Dataset entries:
▬▬▬

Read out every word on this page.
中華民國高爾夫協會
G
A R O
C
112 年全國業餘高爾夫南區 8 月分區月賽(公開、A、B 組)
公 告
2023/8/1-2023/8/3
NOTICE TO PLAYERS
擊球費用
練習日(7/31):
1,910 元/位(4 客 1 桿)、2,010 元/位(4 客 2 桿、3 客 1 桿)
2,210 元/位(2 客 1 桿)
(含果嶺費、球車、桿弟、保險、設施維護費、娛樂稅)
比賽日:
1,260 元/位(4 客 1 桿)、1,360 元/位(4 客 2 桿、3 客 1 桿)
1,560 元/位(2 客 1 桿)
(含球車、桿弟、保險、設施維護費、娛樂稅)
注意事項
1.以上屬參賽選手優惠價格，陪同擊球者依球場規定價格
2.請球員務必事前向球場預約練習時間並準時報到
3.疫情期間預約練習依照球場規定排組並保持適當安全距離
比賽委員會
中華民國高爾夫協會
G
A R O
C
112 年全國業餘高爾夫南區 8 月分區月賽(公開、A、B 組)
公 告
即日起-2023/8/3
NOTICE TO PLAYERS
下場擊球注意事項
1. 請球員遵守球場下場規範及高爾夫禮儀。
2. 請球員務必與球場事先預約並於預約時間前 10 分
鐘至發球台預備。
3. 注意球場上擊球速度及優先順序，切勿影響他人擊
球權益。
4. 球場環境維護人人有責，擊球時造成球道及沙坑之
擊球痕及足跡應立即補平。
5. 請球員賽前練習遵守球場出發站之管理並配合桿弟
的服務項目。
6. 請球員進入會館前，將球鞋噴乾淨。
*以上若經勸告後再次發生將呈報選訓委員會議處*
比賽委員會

▬▬▬

# [Problem requirements]
Every line above needs to be retyped exactly.

# [Written answer]
Read out every word on this page.
中華民國高爾夫協會
G
A R O
C
112 年全國業餘高爾夫南區 8 月分區月賽(公開、A、B 組)
公 告
2023/8/1-2023/8/3
NOTICE TO PLAYERS
擊球費用
練習日(7/31):
1,910 元/位(4 客 1 桿)、2,010 元/位(4 客 2 桿、3 客 1 桿)
2,210 元/位(2 客 1 桿)
(含果嶺費、球車、桿弟、保險、設施維護費、娛樂稅)
比賽日:
1,260 元/位(4 客 1 桿)、1,360 元/位(4 客 2 桿、3 客 1 桿)
1,560 元/位(2 客 1 桿)
(含球車、桿弟、保險、設施維護費、娛樂稅)
注意事項
1.以上屬參賽選手優惠價格，陪同擊球者依球場規定價格
2.請球員務必事前向球場預約練習時間並準時報到
3.疫情期間預約練習依照球場規定排組並保持適當安全距離
比賽委員會
中華民國高爾夫協會
G
A R O
C
112 年全國業餘高爾夫南區 8 月分區月賽(公開、A、B 組)
公 告
即日起-2023/8/3
NOTICE TO PLAYERS
下場擊球注意事項
1. 請球員遵守球場下場規範及高爾夫禮儀。
2. 請球員務必與球場事先預約並於預約時間前 10 分
鐘至發球台預備。
3. 注意球場上擊球速度及優先順序，切勿影響他人擊
球權益。
4. 球場環境維護人人有責，擊球時造成球道及沙坑之
擊球痕及足跡應立即補平。
5. 請球員賽前練習遵守球場出發站之管理並配合桿弟
的服務項目。
6. 請球員進入會館前，將球鞋噴乾淨。
*以上若經勸告後再次發生將呈報選訓委員會議處*
比賽委員會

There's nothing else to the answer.